(Stored data)
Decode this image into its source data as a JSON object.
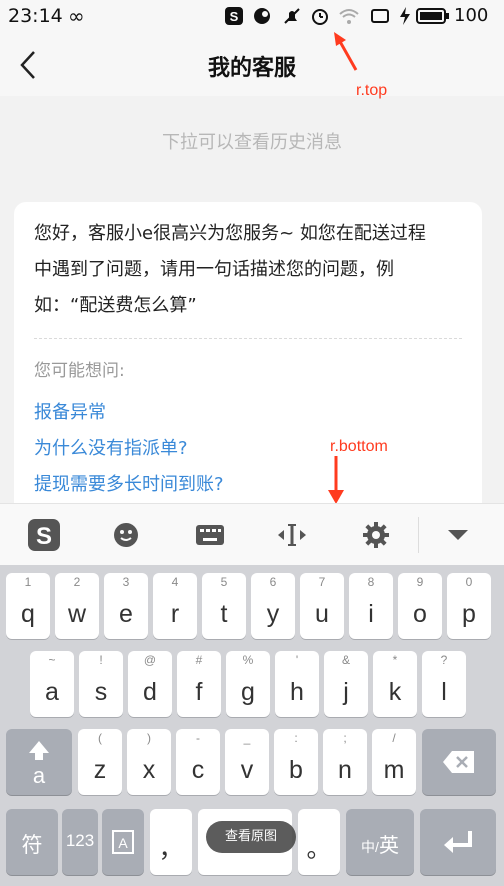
{
  "status_bar": {
    "time": "23:14",
    "infinity": "∞",
    "battery_label": "100"
  },
  "header": {
    "title": "我的客服",
    "back_icon": "chevron-left-icon"
  },
  "annotations": {
    "top": "r.top",
    "bottom": "r.bottom",
    "color": "#ff3b1f"
  },
  "chat": {
    "pull_hint": "下拉可以查看历史消息",
    "greeting_lines": [
      "您好，客服小e很高兴为您服务~ 如您在配送过程",
      "中遇到了问题，请用一句话描述您的问题，例",
      "如：“配送费怎么算”"
    ],
    "ask_label": "您可能想问:",
    "questions": [
      "报备异常",
      "为什么没有指派单?",
      "提现需要多长时间到账?"
    ],
    "link_color": "#3a89d8"
  },
  "keyboard_toolbar": {
    "icons": [
      "sogou-logo-icon",
      "emoji-icon",
      "keyboard-icon",
      "cursor-icon",
      "settings-icon",
      "collapse-icon"
    ]
  },
  "keyboard": {
    "row1": [
      {
        "hint": "1",
        "key": "q"
      },
      {
        "hint": "2",
        "key": "w"
      },
      {
        "hint": "3",
        "key": "e"
      },
      {
        "hint": "4",
        "key": "r"
      },
      {
        "hint": "5",
        "key": "t"
      },
      {
        "hint": "6",
        "key": "y"
      },
      {
        "hint": "7",
        "key": "u"
      },
      {
        "hint": "8",
        "key": "i"
      },
      {
        "hint": "9",
        "key": "o"
      },
      {
        "hint": "0",
        "key": "p"
      }
    ],
    "row2": [
      {
        "hint": "~",
        "key": "a"
      },
      {
        "hint": "!",
        "key": "s"
      },
      {
        "hint": "@",
        "key": "d"
      },
      {
        "hint": "#",
        "key": "f"
      },
      {
        "hint": "%",
        "key": "g"
      },
      {
        "hint": "'",
        "key": "h"
      },
      {
        "hint": "&",
        "key": "j"
      },
      {
        "hint": "*",
        "key": "k"
      },
      {
        "hint": "?",
        "key": "l"
      }
    ],
    "row3": [
      {
        "hint": "(",
        "key": "z"
      },
      {
        "hint": ")",
        "key": "x"
      },
      {
        "hint": "-",
        "key": "c"
      },
      {
        "hint": "_",
        "key": "v"
      },
      {
        "hint": ":",
        "key": "b"
      },
      {
        "hint": ";",
        "key": "n"
      },
      {
        "hint": "/",
        "key": "m"
      }
    ],
    "shift_label": "a",
    "symbol_key": "符",
    "num_key": "123",
    "comma_key": "，",
    "period_key": "。",
    "lang_key_prefix": "中/",
    "lang_key_main": "英"
  },
  "toast": "查看原图"
}
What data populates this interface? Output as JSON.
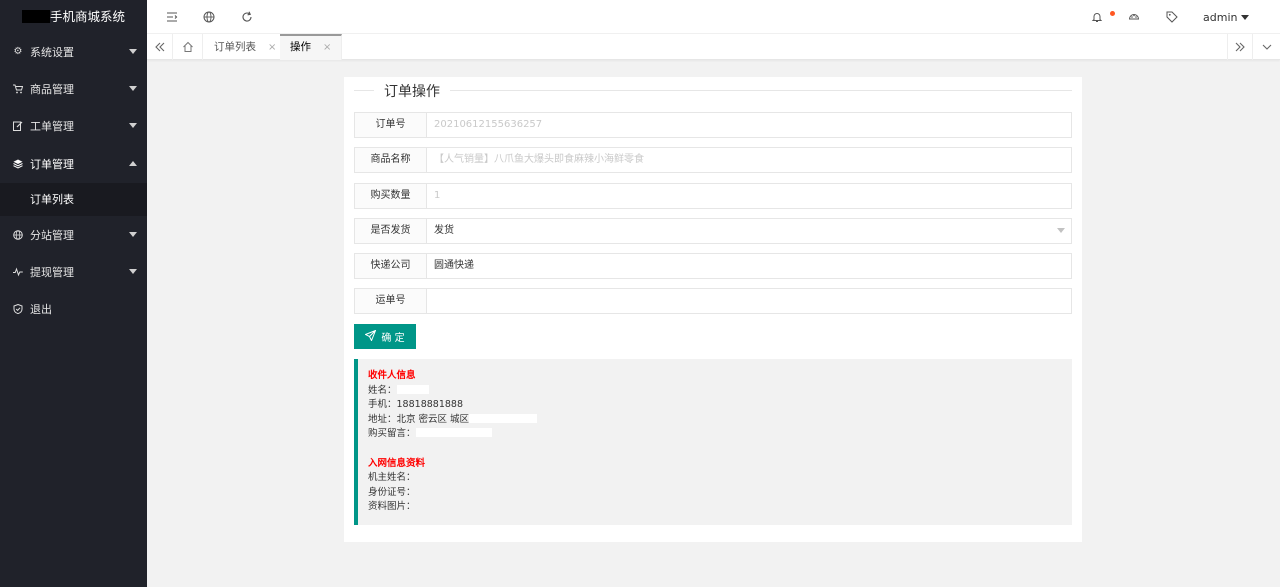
{
  "app": {
    "title_suffix": "手机商城系统"
  },
  "sidebar": {
    "items": [
      {
        "label": "系统设置",
        "icon": "gear-icon"
      },
      {
        "label": "商品管理",
        "icon": "cart-icon"
      },
      {
        "label": "工单管理",
        "icon": "edit-icon"
      },
      {
        "label": "订单管理",
        "icon": "box-icon"
      },
      {
        "label": "分站管理",
        "icon": "globe-icon"
      },
      {
        "label": "提现管理",
        "icon": "pulse-icon"
      },
      {
        "label": "退出",
        "icon": "shield-icon"
      }
    ],
    "submenu": [
      {
        "label": "订单列表"
      }
    ]
  },
  "header": {
    "user": "admin"
  },
  "tabs": [
    {
      "label": "订单列表"
    },
    {
      "label": "操作"
    }
  ],
  "form": {
    "title": "订单操作",
    "fields": [
      {
        "label": "订单号",
        "value": "20210612155636257"
      },
      {
        "label": "商品名称",
        "value": "【人气销量】八爪鱼大爆头即食麻辣小海鲜零食"
      },
      {
        "label": "购买数量",
        "value": "1"
      },
      {
        "label": "是否发货",
        "value": "发货"
      },
      {
        "label": "快递公司",
        "value": "圆通快递"
      },
      {
        "label": "运单号",
        "value": ""
      }
    ],
    "submit_label": "确 定"
  },
  "info": {
    "recipient_title": "收件人信息",
    "name_label": "姓名：",
    "phone_label": "手机：",
    "phone": "18818881888",
    "address_label": "地址：",
    "address": "北京 密云区 城区",
    "remark_label": "购买留言：",
    "netin_title": "入网信息资料",
    "owner_label": "机主姓名：",
    "idcard_label": "身份证号：",
    "photo_label": "资料图片："
  }
}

## TASK INSTRUCTIONS
The records above need to be given again exactly. Omit the pictures.

## FINISHED TASK
Decode this image into its source data as a JSON object.
{
  "status_bar": {
    "time": "23:14",
    "infinity": "∞",
    "battery_label": "100"
  },
  "header": {
    "title": "我的客服",
    "back_icon": "chevron-left-icon"
  },
  "annotations": {
    "top": "r.top",
    "bottom": "r.bottom",
    "color": "#ff3b1f"
  },
  "chat": {
    "pull_hint": "下拉可以查看历史消息",
    "greeting_lines": [
      "您好，客服小e很高兴为您服务~ 如您在配送过程",
      "中遇到了问题，请用一句话描述您的问题，例",
      "如：“配送费怎么算”"
    ],
    "ask_label": "您可能想问:",
    "questions": [
      "报备异常",
      "为什么没有指派单?",
      "提现需要多长时间到账?"
    ],
    "link_color": "#3a89d8"
  },
  "keyboard_toolbar": {
    "icons": [
      "sogou-logo-icon",
      "emoji-icon",
      "keyboard-icon",
      "cursor-icon",
      "settings-icon",
      "collapse-icon"
    ]
  },
  "keyboard": {
    "row1": [
      {
        "hint": "1",
        "key": "q"
      },
      {
        "hint": "2",
        "key": "w"
      },
      {
        "hint": "3",
        "key": "e"
      },
      {
        "hint": "4",
        "key": "r"
      },
      {
        "hint": "5",
        "key": "t"
      },
      {
        "hint": "6",
        "key": "y"
      },
      {
        "hint": "7",
        "key": "u"
      },
      {
        "hint": "8",
        "key": "i"
      },
      {
        "hint": "9",
        "key": "o"
      },
      {
        "hint": "0",
        "key": "p"
      }
    ],
    "row2": [
      {
        "hint": "~",
        "key": "a"
      },
      {
        "hint": "!",
        "key": "s"
      },
      {
        "hint": "@",
        "key": "d"
      },
      {
        "hint": "#",
        "key": "f"
      },
      {
        "hint": "%",
        "key": "g"
      },
      {
        "hint": "'",
        "key": "h"
      },
      {
        "hint": "&",
        "key": "j"
      },
      {
        "hint": "*",
        "key": "k"
      },
      {
        "hint": "?",
        "key": "l"
      }
    ],
    "row3": [
      {
        "hint": "(",
        "key": "z"
      },
      {
        "hint": ")",
        "key": "x"
      },
      {
        "hint": "-",
        "key": "c"
      },
      {
        "hint": "_",
        "key": "v"
      },
      {
        "hint": ":",
        "key": "b"
      },
      {
        "hint": ";",
        "key": "n"
      },
      {
        "hint": "/",
        "key": "m"
      }
    ],
    "shift_label": "a",
    "symbol_key": "符",
    "num_key": "123",
    "comma_key": "，",
    "period_key": "。",
    "lang_key_prefix": "中/",
    "lang_key_main": "英"
  },
  "toast": "查看原图"
}
What data populates this interface? Output as JSON.
{
  "app": {
    "title_suffix": "手机商城系统"
  },
  "sidebar": {
    "items": [
      {
        "label": "系统设置",
        "icon": "gear-icon"
      },
      {
        "label": "商品管理",
        "icon": "cart-icon"
      },
      {
        "label": "工单管理",
        "icon": "edit-icon"
      },
      {
        "label": "订单管理",
        "icon": "box-icon"
      },
      {
        "label": "分站管理",
        "icon": "globe-icon"
      },
      {
        "label": "提现管理",
        "icon": "pulse-icon"
      },
      {
        "label": "退出",
        "icon": "shield-icon"
      }
    ],
    "submenu": [
      {
        "label": "订单列表"
      }
    ]
  },
  "header": {
    "user": "admin"
  },
  "tabs": [
    {
      "label": "订单列表"
    },
    {
      "label": "操作"
    }
  ],
  "form": {
    "title": "订单操作",
    "fields": [
      {
        "label": "订单号",
        "value": "20210612155636257"
      },
      {
        "label": "商品名称",
        "value": "【人气销量】八爪鱼大爆头即食麻辣小海鲜零食"
      },
      {
        "label": "购买数量",
        "value": "1"
      },
      {
        "label": "是否发货",
        "value": "发货"
      },
      {
        "label": "快递公司",
        "value": "圆通快递"
      },
      {
        "label": "运单号",
        "value": ""
      }
    ],
    "submit_label": "确 定"
  },
  "info": {
    "recipient_title": "收件人信息",
    "name_label": "姓名：",
    "phone_label": "手机：",
    "phone": "18818881888",
    "address_label": "地址：",
    "address": "北京 密云区 城区",
    "remark_label": "购买留言：",
    "netin_title": "入网信息资料",
    "owner_label": "机主姓名：",
    "idcard_label": "身份证号：",
    "photo_label": "资料图片："
  }
}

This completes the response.